[EXERCISE DESCRIPTION]
Search the data for the string "Consumer" and gather each line it is in.

[MATERIAL SHOWN]
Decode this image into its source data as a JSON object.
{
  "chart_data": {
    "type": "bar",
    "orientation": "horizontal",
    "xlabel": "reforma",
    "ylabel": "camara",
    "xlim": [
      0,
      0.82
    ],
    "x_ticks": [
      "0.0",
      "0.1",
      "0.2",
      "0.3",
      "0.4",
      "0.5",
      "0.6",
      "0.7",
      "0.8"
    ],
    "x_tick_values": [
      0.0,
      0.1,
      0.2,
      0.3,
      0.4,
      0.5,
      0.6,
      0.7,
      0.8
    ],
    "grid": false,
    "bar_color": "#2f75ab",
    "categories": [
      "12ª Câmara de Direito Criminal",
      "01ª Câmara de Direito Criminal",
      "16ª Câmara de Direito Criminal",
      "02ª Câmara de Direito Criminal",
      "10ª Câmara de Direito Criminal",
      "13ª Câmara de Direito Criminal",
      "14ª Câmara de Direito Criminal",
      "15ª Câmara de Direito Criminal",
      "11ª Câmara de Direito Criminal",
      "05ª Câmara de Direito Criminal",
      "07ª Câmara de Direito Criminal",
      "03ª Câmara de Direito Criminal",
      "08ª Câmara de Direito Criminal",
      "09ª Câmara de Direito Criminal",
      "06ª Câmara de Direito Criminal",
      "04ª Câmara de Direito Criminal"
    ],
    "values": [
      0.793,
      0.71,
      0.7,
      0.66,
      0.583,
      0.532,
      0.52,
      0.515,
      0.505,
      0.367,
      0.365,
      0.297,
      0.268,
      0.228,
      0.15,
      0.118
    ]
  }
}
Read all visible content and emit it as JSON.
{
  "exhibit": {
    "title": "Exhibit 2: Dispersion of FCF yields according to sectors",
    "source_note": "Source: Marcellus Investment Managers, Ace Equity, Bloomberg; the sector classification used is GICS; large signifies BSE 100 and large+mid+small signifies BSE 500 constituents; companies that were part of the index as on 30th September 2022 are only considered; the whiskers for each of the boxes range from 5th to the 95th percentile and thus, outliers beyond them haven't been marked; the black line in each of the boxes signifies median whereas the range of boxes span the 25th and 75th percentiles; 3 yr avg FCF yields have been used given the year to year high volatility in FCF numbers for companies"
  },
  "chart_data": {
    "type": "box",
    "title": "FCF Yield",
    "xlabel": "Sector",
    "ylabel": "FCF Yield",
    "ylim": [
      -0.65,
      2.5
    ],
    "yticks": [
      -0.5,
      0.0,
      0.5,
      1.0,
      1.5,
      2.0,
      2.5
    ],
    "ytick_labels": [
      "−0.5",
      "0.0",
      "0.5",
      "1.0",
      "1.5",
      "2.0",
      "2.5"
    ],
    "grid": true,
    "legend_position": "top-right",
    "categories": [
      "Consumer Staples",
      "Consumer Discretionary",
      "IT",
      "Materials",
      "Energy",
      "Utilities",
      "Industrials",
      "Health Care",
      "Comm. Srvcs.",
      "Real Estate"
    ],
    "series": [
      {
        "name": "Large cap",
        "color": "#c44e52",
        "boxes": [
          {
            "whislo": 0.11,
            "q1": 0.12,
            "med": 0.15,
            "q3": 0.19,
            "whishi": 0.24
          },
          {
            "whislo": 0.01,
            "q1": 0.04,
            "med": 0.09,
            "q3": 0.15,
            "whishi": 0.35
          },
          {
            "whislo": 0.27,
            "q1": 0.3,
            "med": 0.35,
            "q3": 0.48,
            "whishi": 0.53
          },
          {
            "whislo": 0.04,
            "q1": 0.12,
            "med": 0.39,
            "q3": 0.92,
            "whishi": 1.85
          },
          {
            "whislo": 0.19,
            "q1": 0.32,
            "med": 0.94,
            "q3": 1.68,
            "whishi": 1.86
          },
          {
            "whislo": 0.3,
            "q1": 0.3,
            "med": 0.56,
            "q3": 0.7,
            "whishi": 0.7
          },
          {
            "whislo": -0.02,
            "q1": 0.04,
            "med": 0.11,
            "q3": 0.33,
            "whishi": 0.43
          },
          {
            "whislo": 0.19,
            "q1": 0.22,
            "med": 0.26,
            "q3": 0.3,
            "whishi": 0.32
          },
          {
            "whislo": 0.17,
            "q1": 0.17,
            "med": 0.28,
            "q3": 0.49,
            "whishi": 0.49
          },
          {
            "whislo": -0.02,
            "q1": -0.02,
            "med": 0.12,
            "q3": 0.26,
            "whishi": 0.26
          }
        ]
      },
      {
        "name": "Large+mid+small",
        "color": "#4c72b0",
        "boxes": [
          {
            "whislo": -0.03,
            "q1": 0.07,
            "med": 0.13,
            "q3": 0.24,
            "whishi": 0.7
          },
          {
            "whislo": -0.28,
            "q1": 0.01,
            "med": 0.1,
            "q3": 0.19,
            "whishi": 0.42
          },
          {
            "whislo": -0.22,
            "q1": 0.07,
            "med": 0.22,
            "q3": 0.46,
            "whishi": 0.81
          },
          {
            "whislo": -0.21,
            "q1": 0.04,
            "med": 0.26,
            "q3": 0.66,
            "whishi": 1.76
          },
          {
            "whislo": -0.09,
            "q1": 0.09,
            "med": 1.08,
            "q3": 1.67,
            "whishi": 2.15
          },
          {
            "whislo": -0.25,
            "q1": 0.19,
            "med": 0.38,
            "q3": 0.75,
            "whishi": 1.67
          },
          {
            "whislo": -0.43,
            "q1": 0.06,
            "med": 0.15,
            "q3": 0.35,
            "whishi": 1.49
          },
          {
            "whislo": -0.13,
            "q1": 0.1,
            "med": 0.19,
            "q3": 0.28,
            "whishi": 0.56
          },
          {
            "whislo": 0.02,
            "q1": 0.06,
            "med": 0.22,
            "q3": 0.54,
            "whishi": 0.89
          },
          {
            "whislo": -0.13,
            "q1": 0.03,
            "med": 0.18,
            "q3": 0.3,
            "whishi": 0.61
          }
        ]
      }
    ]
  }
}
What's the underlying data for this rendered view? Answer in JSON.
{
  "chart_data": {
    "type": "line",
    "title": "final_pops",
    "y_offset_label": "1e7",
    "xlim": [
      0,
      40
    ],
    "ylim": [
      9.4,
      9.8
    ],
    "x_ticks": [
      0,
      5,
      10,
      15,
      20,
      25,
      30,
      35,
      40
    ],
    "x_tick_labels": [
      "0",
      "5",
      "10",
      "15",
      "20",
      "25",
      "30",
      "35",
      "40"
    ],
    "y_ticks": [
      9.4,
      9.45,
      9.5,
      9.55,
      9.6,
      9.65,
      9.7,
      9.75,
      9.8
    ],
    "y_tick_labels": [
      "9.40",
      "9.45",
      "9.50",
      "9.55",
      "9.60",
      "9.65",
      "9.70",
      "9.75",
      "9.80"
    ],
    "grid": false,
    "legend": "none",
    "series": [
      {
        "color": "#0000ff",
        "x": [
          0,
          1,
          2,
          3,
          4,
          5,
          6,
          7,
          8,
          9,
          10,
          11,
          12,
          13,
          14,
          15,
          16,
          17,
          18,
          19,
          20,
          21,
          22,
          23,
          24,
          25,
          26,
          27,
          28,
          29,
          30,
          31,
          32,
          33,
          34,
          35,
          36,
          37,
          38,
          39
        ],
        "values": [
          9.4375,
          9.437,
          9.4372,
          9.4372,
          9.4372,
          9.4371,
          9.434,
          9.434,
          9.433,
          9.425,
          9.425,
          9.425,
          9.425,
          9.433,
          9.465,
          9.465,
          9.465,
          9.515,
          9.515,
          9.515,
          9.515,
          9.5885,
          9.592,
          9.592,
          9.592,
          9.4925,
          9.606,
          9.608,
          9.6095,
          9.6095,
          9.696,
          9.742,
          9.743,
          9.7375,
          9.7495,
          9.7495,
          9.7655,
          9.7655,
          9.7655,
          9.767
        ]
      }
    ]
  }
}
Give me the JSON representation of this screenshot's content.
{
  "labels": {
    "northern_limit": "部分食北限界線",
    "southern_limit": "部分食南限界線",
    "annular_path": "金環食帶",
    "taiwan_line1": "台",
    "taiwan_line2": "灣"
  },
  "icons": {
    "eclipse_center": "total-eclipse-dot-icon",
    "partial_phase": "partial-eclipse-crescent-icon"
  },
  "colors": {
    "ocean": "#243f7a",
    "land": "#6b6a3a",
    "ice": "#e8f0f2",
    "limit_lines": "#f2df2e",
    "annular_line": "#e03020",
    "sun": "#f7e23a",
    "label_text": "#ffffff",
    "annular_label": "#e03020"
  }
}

[COMPLETE RESPONSE]
      "Consumer Staples",
      "Consumer Discretionary",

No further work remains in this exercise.